* _Short task_
Identify the lines that contain the string "name" and copy all of them.

Dataset entries
------

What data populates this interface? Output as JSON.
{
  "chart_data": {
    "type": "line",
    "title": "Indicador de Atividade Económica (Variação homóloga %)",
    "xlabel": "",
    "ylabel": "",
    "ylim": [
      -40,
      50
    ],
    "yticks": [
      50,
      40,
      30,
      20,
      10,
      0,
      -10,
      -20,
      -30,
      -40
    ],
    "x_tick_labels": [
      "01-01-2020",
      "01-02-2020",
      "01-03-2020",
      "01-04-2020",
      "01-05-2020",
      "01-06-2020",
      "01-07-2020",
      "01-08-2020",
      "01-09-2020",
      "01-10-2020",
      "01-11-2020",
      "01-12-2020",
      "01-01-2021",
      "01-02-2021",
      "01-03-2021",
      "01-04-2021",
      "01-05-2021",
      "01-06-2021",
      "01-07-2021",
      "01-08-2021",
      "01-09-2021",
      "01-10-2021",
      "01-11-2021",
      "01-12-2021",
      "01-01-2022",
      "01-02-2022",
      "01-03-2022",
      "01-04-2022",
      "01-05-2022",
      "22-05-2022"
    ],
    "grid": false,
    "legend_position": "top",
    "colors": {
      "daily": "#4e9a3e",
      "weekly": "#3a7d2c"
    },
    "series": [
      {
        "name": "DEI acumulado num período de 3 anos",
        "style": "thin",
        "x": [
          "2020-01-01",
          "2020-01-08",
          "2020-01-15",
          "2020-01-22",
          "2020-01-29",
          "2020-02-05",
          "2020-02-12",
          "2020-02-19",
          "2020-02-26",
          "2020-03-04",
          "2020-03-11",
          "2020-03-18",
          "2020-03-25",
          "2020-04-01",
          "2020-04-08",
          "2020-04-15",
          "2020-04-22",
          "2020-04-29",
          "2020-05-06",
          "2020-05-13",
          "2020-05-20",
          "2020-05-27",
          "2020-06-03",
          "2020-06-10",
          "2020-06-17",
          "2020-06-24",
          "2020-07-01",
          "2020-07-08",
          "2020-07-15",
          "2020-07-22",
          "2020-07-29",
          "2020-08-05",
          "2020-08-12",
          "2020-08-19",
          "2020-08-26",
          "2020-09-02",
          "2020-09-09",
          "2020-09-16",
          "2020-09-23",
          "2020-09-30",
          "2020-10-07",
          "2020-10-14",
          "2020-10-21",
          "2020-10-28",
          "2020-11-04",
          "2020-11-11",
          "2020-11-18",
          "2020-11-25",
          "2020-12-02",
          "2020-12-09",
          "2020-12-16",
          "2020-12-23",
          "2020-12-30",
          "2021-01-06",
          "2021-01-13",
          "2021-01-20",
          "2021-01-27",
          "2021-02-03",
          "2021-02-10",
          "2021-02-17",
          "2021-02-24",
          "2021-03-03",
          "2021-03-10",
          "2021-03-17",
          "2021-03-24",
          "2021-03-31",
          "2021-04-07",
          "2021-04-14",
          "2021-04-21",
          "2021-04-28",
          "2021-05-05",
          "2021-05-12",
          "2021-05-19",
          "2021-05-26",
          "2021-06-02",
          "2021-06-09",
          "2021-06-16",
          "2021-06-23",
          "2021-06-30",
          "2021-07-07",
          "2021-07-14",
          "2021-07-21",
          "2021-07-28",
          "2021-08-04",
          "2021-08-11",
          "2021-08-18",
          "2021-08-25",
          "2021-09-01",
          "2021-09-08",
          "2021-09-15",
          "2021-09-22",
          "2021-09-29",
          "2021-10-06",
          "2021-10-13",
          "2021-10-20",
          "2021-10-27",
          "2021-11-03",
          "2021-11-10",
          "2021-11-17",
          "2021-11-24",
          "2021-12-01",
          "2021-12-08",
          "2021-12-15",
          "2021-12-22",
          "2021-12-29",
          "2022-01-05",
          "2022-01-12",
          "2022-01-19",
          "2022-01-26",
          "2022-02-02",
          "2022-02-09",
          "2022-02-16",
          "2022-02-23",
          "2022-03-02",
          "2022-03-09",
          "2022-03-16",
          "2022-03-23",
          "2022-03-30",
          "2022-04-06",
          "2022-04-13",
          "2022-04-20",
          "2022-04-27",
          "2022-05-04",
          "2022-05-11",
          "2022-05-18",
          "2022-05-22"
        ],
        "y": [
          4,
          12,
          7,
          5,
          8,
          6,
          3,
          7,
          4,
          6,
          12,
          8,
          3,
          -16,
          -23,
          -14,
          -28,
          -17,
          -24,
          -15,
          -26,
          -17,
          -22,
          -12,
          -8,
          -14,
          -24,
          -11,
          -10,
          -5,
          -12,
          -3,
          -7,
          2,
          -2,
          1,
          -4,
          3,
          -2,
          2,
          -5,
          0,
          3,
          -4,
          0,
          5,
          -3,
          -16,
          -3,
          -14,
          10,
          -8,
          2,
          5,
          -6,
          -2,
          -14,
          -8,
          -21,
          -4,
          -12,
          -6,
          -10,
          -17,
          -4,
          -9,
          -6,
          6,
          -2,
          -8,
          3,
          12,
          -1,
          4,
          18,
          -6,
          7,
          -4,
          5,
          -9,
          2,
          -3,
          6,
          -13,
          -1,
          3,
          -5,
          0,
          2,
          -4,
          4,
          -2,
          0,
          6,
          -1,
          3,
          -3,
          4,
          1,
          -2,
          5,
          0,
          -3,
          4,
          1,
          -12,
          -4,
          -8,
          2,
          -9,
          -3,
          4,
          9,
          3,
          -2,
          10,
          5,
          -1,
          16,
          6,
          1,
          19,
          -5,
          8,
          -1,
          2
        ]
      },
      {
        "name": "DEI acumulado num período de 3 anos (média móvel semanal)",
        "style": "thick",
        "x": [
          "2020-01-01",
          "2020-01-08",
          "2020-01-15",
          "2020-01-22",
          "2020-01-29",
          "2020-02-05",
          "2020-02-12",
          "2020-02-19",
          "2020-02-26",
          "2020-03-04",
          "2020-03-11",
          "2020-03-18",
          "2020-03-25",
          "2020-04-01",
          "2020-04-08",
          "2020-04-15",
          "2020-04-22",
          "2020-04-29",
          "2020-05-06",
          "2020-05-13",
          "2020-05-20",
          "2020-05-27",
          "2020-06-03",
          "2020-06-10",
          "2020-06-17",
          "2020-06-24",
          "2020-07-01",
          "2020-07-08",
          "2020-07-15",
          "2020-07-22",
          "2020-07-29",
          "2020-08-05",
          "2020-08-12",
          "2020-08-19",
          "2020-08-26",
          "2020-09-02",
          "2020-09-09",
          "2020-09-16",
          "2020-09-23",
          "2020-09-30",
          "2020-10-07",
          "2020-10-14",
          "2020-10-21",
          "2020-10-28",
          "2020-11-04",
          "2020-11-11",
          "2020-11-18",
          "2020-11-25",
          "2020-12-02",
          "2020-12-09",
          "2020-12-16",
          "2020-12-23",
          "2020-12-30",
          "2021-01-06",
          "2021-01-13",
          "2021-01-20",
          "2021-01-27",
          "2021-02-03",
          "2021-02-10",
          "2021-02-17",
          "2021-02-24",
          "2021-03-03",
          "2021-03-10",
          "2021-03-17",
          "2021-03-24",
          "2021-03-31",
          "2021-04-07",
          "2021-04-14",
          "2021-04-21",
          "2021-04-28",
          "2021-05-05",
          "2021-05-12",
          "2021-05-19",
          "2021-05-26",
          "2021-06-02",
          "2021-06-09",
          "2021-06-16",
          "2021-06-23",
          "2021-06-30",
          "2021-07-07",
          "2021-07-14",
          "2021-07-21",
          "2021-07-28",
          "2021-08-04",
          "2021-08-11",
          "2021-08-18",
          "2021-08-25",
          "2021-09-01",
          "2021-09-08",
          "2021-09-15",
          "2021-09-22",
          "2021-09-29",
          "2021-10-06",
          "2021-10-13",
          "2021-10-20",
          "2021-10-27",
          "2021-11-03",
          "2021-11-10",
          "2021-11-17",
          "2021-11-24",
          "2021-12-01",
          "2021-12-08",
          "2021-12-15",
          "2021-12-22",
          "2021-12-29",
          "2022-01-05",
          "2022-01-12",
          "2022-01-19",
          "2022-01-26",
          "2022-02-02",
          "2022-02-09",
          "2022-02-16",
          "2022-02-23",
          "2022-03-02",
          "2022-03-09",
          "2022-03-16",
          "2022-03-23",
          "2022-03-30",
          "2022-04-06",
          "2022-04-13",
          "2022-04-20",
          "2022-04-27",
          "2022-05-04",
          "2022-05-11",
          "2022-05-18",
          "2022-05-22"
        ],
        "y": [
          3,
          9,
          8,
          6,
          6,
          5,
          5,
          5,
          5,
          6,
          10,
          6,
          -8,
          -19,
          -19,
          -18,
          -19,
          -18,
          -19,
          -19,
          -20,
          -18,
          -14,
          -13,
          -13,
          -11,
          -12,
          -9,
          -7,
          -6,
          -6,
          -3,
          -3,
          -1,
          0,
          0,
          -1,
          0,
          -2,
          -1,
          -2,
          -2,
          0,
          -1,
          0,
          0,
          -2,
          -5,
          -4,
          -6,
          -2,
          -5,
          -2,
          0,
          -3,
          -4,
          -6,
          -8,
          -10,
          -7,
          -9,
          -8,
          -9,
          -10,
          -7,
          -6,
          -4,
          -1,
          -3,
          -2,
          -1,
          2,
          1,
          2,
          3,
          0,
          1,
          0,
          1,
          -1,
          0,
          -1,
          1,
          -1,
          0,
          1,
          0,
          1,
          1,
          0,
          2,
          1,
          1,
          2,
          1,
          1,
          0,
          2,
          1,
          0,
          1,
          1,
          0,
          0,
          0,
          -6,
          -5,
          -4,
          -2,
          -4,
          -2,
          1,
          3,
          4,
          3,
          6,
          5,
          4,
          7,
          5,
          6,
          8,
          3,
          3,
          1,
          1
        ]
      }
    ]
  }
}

------

* _Solved problem_
        "name": "DEI acumulado num período de 3 anos",
        "name": "DEI acumulado num período de 3 anos (média móvel semanal)",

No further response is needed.